#### [Data]
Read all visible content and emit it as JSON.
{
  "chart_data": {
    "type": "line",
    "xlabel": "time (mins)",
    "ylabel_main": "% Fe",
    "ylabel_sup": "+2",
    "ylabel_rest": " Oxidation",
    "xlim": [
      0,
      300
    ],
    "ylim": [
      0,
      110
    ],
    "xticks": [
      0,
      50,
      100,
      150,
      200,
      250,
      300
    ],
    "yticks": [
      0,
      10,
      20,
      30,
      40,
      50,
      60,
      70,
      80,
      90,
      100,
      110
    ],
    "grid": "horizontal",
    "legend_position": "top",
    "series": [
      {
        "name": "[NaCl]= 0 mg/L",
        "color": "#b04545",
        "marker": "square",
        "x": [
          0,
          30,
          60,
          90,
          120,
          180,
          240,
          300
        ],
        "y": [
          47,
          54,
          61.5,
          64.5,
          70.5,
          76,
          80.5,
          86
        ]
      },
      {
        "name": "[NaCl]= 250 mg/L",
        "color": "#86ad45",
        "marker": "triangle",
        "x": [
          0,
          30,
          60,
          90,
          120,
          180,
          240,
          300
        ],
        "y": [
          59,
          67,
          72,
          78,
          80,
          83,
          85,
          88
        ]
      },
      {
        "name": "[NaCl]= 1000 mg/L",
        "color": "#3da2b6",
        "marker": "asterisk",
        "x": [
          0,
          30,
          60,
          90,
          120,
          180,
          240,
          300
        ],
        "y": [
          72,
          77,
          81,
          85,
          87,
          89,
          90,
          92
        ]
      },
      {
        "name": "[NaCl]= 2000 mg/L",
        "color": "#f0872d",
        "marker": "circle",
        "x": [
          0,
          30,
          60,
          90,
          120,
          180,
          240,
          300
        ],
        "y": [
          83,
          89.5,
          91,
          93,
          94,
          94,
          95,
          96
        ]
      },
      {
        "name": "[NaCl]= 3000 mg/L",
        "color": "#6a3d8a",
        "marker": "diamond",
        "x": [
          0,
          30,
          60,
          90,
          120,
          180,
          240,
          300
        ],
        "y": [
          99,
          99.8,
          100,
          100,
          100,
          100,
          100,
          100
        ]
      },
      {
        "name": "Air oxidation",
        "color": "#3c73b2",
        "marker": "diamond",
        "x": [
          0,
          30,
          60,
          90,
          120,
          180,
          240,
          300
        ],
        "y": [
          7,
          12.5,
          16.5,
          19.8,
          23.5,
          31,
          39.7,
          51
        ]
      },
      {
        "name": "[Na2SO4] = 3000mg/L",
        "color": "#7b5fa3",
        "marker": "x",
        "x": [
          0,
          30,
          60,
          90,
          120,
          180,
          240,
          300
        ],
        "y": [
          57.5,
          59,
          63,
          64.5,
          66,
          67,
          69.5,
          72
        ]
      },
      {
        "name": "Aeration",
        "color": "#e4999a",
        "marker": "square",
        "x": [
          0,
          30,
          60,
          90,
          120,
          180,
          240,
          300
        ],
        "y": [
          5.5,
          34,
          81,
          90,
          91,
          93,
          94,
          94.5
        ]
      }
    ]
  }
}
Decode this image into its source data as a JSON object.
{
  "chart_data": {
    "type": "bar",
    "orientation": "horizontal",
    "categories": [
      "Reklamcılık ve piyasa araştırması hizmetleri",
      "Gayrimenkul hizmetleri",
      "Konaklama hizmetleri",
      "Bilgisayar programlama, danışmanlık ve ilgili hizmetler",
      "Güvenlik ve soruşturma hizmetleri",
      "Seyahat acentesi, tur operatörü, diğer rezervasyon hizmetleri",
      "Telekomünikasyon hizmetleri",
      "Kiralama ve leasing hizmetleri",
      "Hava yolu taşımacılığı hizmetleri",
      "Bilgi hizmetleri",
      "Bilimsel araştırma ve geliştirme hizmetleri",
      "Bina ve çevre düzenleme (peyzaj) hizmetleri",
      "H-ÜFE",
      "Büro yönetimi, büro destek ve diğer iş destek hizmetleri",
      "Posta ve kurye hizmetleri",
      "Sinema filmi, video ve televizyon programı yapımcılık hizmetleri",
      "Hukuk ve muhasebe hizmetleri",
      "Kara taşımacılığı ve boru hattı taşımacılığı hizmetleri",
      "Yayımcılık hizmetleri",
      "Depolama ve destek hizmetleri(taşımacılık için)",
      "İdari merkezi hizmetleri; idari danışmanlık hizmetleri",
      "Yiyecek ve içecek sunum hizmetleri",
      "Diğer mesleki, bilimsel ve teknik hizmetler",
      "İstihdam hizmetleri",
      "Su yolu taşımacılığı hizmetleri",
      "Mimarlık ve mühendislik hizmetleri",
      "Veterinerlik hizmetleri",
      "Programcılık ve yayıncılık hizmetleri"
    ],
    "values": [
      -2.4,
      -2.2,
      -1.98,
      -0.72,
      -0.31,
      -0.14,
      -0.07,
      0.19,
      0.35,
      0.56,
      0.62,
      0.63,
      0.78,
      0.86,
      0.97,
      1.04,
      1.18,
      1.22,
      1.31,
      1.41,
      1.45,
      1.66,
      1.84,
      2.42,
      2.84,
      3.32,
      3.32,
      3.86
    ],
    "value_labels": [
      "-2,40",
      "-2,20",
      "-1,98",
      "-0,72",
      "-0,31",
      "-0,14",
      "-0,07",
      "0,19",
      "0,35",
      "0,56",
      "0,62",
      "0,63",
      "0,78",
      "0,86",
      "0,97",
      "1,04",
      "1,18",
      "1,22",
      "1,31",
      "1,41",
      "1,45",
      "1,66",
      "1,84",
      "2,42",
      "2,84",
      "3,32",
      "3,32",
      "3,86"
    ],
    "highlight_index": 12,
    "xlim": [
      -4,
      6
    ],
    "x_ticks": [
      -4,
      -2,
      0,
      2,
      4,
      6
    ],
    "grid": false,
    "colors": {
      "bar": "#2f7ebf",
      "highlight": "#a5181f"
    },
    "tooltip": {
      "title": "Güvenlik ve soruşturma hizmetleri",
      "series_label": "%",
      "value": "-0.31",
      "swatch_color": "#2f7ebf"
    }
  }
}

#### [What you need to do]
Copy the entries above exactly, leaving none out.

#### [Result of the task]
Read all visible content and emit it as JSON.
{
  "chart_data": {
    "type": "line",
    "xlabel": "time (mins)",
    "ylabel_main": "% Fe",
    "ylabel_sup": "+2",
    "ylabel_rest": " Oxidation",
    "xlim": [
      0,
      300
    ],
    "ylim": [
      0,
      110
    ],
    "xticks": [
      0,
      50,
      100,
      150,
      200,
      250,
      300
    ],
    "yticks": [
      0,
      10,
      20,
      30,
      40,
      50,
      60,
      70,
      80,
      90,
      100,
      110
    ],
    "grid": "horizontal",
    "legend_position": "top",
    "series": [
      {
        "name": "[NaCl]= 0 mg/L",
        "color": "#b04545",
        "marker": "square",
        "x": [
          0,
          30,
          60,
          90,
          120,
          180,
          240,
          300
        ],
        "y": [
          47,
          54,
          61.5,
          64.5,
          70.5,
          76,
          80.5,
          86
        ]
      },
      {
        "name": "[NaCl]= 250 mg/L",
        "color": "#86ad45",
        "marker": "triangle",
        "x": [
          0,
          30,
          60,
          90,
          120,
          180,
          240,
          300
        ],
        "y": [
          59,
          67,
          72,
          78,
          80,
          83,
          85,
          88
        ]
      },
      {
        "name": "[NaCl]= 1000 mg/L",
        "color": "#3da2b6",
        "marker": "asterisk",
        "x": [
          0,
          30,
          60,
          90,
          120,
          180,
          240,
          300
        ],
        "y": [
          72,
          77,
          81,
          85,
          87,
          89,
          90,
          92
        ]
      },
      {
        "name": "[NaCl]= 2000 mg/L",
        "color": "#f0872d",
        "marker": "circle",
        "x": [
          0,
          30,
          60,
          90,
          120,
          180,
          240,
          300
        ],
        "y": [
          83,
          89.5,
          91,
          93,
          94,
          94,
          95,
          96
        ]
      },
      {
        "name": "[NaCl]= 3000 mg/L",
        "color": "#6a3d8a",
        "marker": "diamond",
        "x": [
          0,
          30,
          60,
          90,
          120,
          180,
          240,
          300
        ],
        "y": [
          99,
          99.8,
          100,
          100,
          100,
          100,
          100,
          100
        ]
      },
      {
        "name": "Air oxidation",
        "color": "#3c73b2",
        "marker": "diamond",
        "x": [
          0,
          30,
          60,
          90,
          120,
          180,
          240,
          300
        ],
        "y": [
          7,
          12.5,
          16.5,
          19.8,
          23.5,
          31,
          39.7,
          51
        ]
      },
      {
        "name": "[Na2SO4] = 3000mg/L",
        "color": "#7b5fa3",
        "marker": "x",
        "x": [
          0,
          30,
          60,
          90,
          120,
          180,
          240,
          300
        ],
        "y": [
          57.5,
          59,
          63,
          64.5,
          66,
          67,
          69.5,
          72
        ]
      },
      {
        "name": "Aeration",
        "color": "#e4999a",
        "marker": "square",
        "x": [
          0,
          30,
          60,
          90,
          120,
          180,
          240,
          300
        ],
        "y": [
          5.5,
          34,
          81,
          90,
          91,
          93,
          94,
          94.5
        ]
      }
    ]
  }
}
Decode this image into its source data as a JSON object.
{
  "chart_data": {
    "type": "bar",
    "orientation": "horizontal",
    "categories": [
      "Reklamcılık ve piyasa araştırması hizmetleri",
      "Gayrimenkul hizmetleri",
      "Konaklama hizmetleri",
      "Bilgisayar programlama, danışmanlık ve ilgili hizmetler",
      "Güvenlik ve soruşturma hizmetleri",
      "Seyahat acentesi, tur operatörü, diğer rezervasyon hizmetleri",
      "Telekomünikasyon hizmetleri",
      "Kiralama ve leasing hizmetleri",
      "Hava yolu taşımacılığı hizmetleri",
      "Bilgi hizmetleri",
      "Bilimsel araştırma ve geliştirme hizmetleri",
      "Bina ve çevre düzenleme (peyzaj) hizmetleri",
      "H-ÜFE",
      "Büro yönetimi, büro destek ve diğer iş destek hizmetleri",
      "Posta ve kurye hizmetleri",
      "Sinema filmi, video ve televizyon programı yapımcılık hizmetleri",
      "Hukuk ve muhasebe hizmetleri",
      "Kara taşımacılığı ve boru hattı taşımacılığı hizmetleri",
      "Yayımcılık hizmetleri",
      "Depolama ve destek hizmetleri(taşımacılık için)",
      "İdari merkezi hizmetleri; idari danışmanlık hizmetleri",
      "Yiyecek ve içecek sunum hizmetleri",
      "Diğer mesleki, bilimsel ve teknik hizmetler",
      "İstihdam hizmetleri",
      "Su yolu taşımacılığı hizmetleri",
      "Mimarlık ve mühendislik hizmetleri",
      "Veterinerlik hizmetleri",
      "Programcılık ve yayıncılık hizmetleri"
    ],
    "values": [
      -2.4,
      -2.2,
      -1.98,
      -0.72,
      -0.31,
      -0.14,
      -0.07,
      0.19,
      0.35,
      0.56,
      0.62,
      0.63,
      0.78,
      0.86,
      0.97,
      1.04,
      1.18,
      1.22,
      1.31,
      1.41,
      1.45,
      1.66,
      1.84,
      2.42,
      2.84,
      3.32,
      3.32,
      3.86
    ],
    "value_labels": [
      "-2,40",
      "-2,20",
      "-1,98",
      "-0,72",
      "-0,31",
      "-0,14",
      "-0,07",
      "0,19",
      "0,35",
      "0,56",
      "0,62",
      "0,63",
      "0,78",
      "0,86",
      "0,97",
      "1,04",
      "1,18",
      "1,22",
      "1,31",
      "1,41",
      "1,45",
      "1,66",
      "1,84",
      "2,42",
      "2,84",
      "3,32",
      "3,32",
      "3,86"
    ],
    "highlight_index": 12,
    "xlim": [
      -4,
      6
    ],
    "x_ticks": [
      -4,
      -2,
      0,
      2,
      4,
      6
    ],
    "grid": false,
    "colors": {
      "bar": "#2f7ebf",
      "highlight": "#a5181f"
    },
    "tooltip": {
      "title": "Güvenlik ve soruşturma hizmetleri",
      "series_label": "%",
      "value": "-0.31",
      "swatch_color": "#2f7ebf"
    }
  }
}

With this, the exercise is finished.